[Region boundary data]
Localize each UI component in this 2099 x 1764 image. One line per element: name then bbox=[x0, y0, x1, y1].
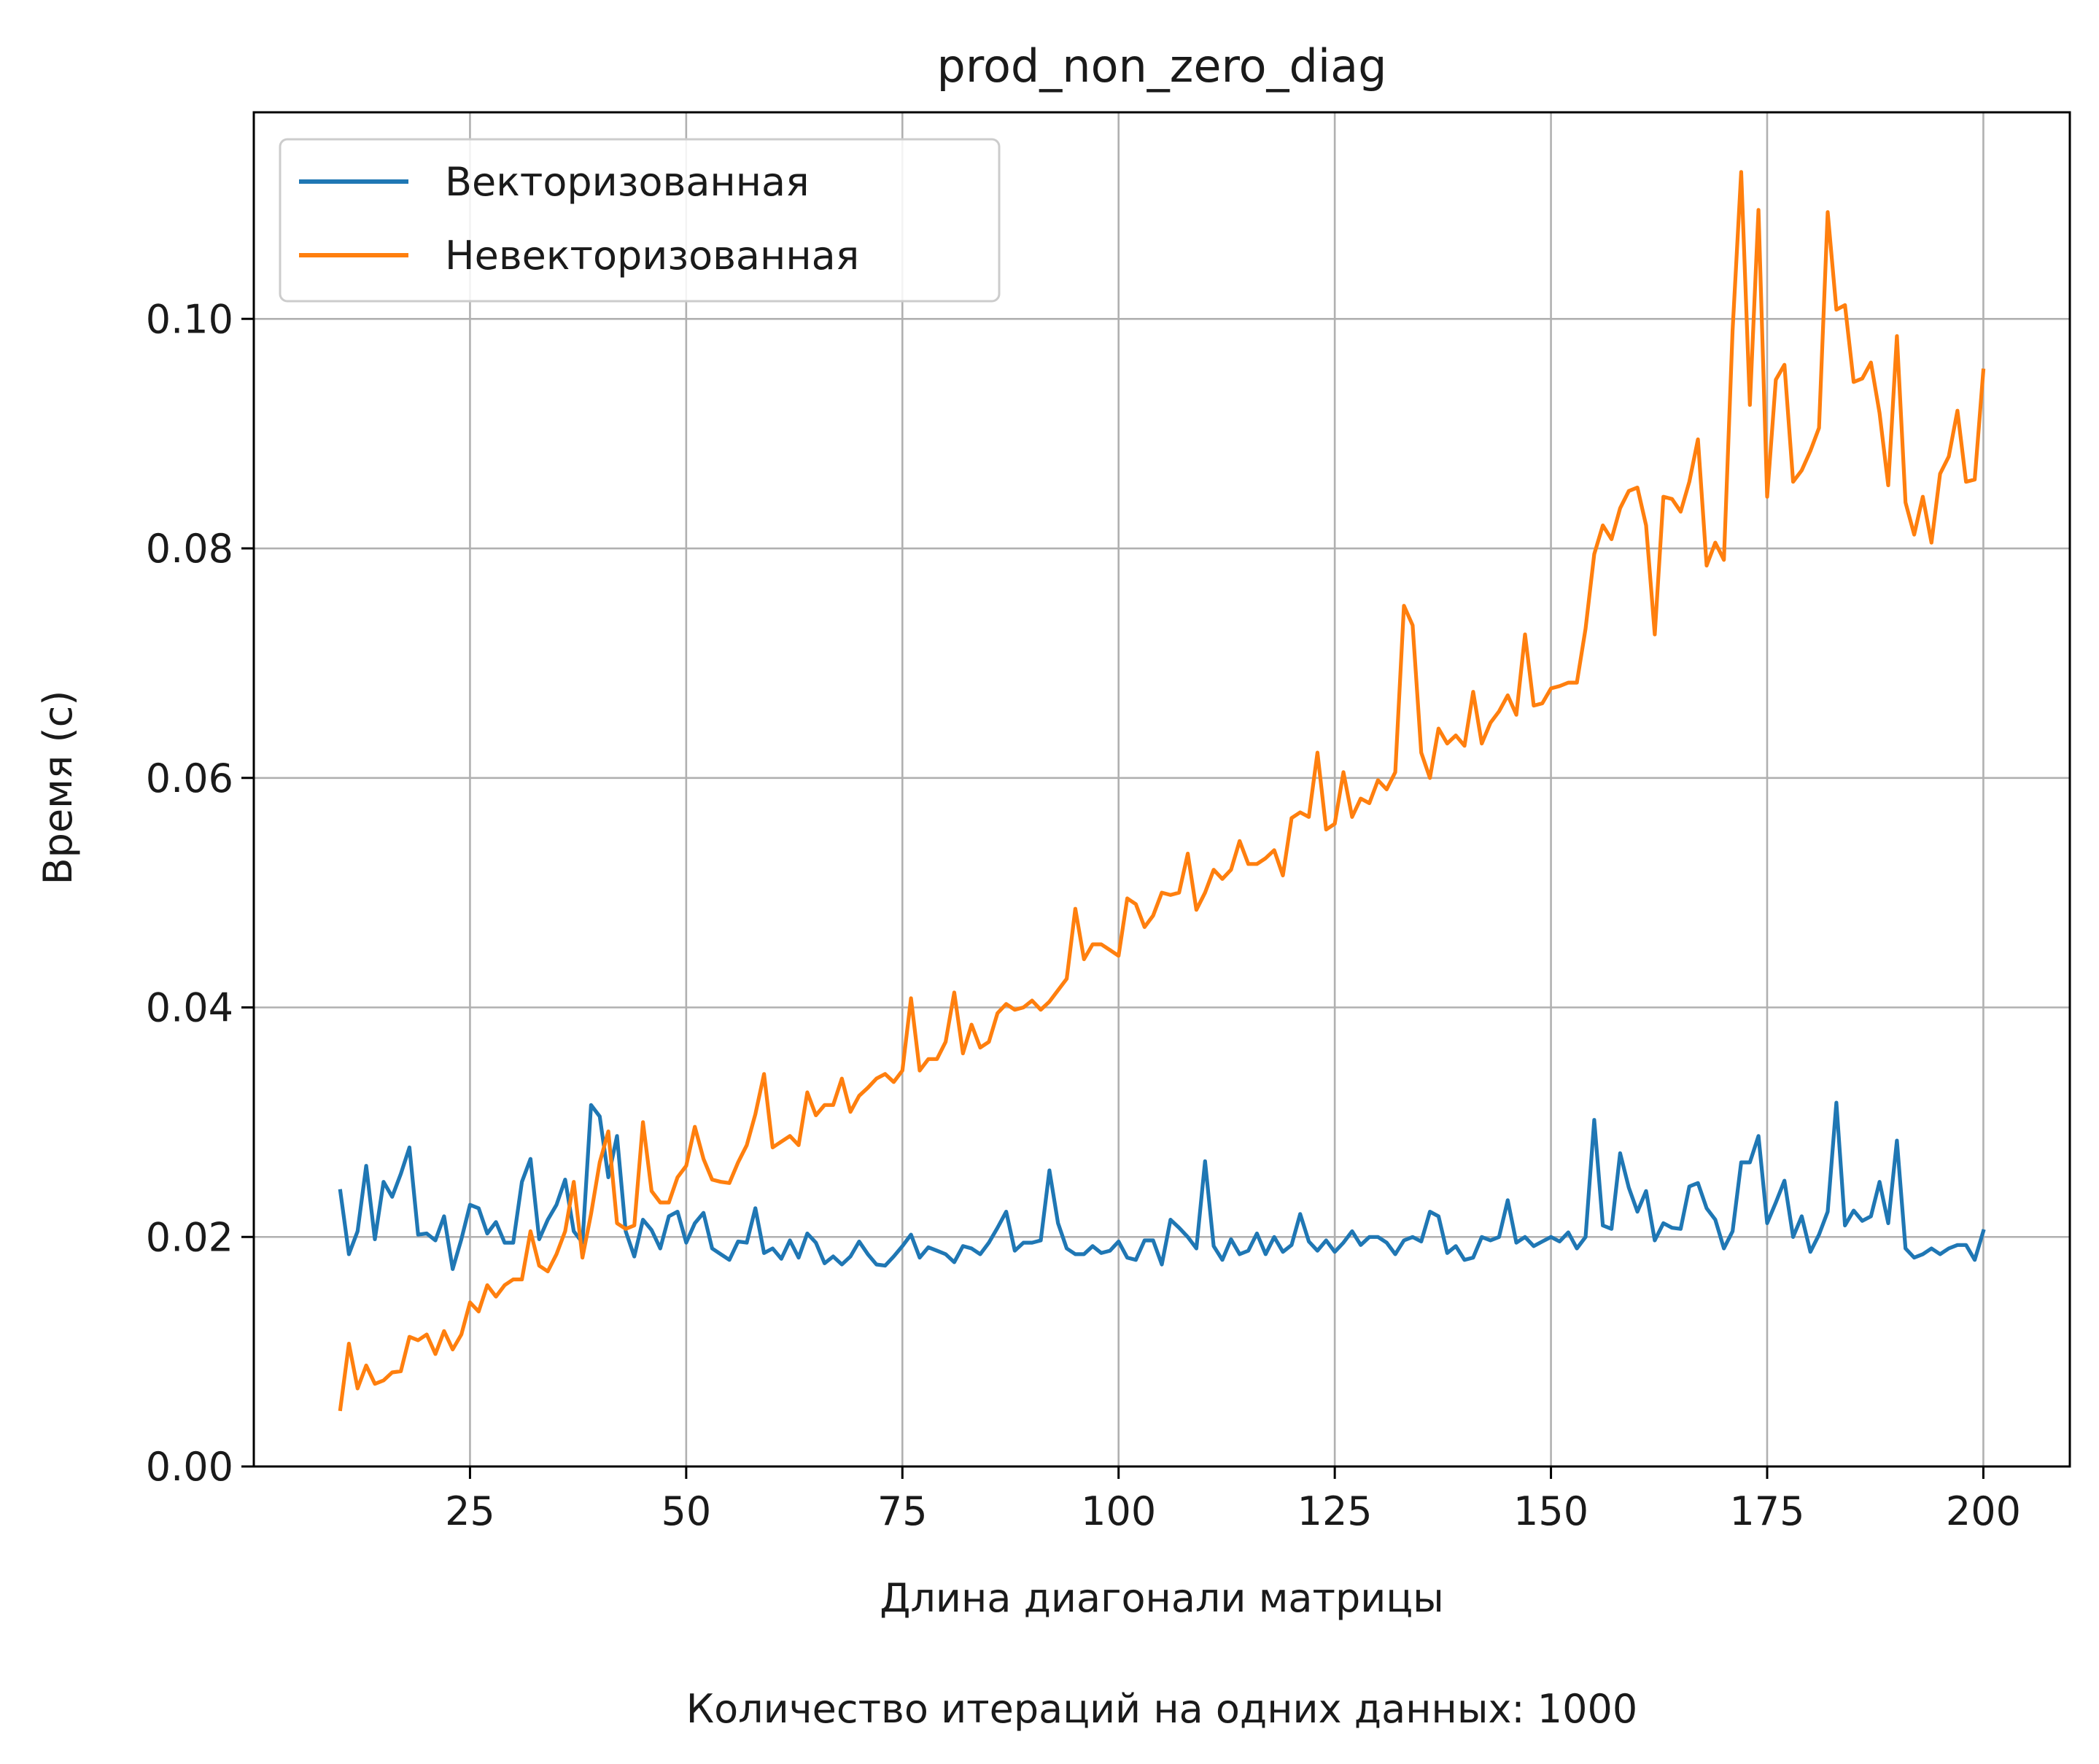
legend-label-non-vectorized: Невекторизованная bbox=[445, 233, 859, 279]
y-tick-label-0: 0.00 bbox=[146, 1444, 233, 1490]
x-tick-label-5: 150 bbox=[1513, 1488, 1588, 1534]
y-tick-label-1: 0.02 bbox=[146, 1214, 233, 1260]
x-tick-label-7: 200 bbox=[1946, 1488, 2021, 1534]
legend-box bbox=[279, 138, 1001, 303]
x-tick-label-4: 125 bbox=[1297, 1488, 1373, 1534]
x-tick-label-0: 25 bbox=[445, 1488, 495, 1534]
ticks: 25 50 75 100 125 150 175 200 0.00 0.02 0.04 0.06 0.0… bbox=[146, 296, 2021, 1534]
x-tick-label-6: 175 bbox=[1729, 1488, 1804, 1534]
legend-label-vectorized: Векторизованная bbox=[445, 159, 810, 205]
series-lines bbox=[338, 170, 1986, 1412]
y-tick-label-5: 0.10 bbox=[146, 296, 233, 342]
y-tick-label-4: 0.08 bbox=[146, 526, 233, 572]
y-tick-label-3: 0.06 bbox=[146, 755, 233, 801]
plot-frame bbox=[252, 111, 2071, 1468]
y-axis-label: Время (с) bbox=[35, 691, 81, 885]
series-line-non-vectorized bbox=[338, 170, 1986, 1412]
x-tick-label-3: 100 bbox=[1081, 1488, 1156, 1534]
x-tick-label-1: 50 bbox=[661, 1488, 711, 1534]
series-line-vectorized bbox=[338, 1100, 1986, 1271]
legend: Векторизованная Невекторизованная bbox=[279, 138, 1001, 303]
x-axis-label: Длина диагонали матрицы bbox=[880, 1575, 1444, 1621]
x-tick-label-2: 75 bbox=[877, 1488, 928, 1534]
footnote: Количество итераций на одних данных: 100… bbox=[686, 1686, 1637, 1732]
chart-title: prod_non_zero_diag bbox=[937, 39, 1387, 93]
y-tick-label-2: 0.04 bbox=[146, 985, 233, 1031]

▸ Given problem:
Copy every row above word for word, leaving out the picture.

▸ Result:
Localize each UI component in this 2099 x 1764 image. One line per element: name then bbox=[x0, y0, x1, y1].
legend-label-non-vectorized: Невекторизованная bbox=[445, 233, 859, 279]
y-tick-label-0: 0.00 bbox=[146, 1444, 233, 1490]
x-tick-label-5: 150 bbox=[1513, 1488, 1588, 1534]
y-tick-label-1: 0.02 bbox=[146, 1214, 233, 1260]
x-tick-label-7: 200 bbox=[1946, 1488, 2021, 1534]
legend-box bbox=[279, 138, 1001, 303]
x-tick-label-4: 125 bbox=[1297, 1488, 1373, 1534]
x-tick-label-0: 25 bbox=[445, 1488, 495, 1534]
ticks: 25 50 75 100 125 150 175 200 0.00 0.02 0.04 0.06 0.0… bbox=[146, 296, 2021, 1534]
x-tick-label-6: 175 bbox=[1729, 1488, 1804, 1534]
legend-label-vectorized: Векторизованная bbox=[445, 159, 810, 205]
series-lines bbox=[338, 170, 1986, 1412]
y-tick-label-5: 0.10 bbox=[146, 296, 233, 342]
y-tick-label-4: 0.08 bbox=[146, 526, 233, 572]
y-tick-label-3: 0.06 bbox=[146, 755, 233, 801]
plot-frame bbox=[252, 111, 2071, 1468]
y-axis-label: Время (с) bbox=[35, 691, 81, 885]
series-line-non-vectorized bbox=[338, 170, 1986, 1412]
x-tick-label-3: 100 bbox=[1081, 1488, 1156, 1534]
x-tick-label-1: 50 bbox=[661, 1488, 711, 1534]
series-line-vectorized bbox=[338, 1100, 1986, 1271]
legend: Векторизованная Невекторизованная bbox=[279, 138, 1001, 303]
x-axis-label: Длина диагонали матрицы bbox=[880, 1575, 1444, 1621]
x-tick-label-2: 75 bbox=[877, 1488, 928, 1534]
footnote: Количество итераций на одних данных: 100… bbox=[686, 1686, 1637, 1732]
chart-title: prod_non_zero_diag bbox=[937, 39, 1387, 93]
y-tick-label-2: 0.04 bbox=[146, 985, 233, 1031]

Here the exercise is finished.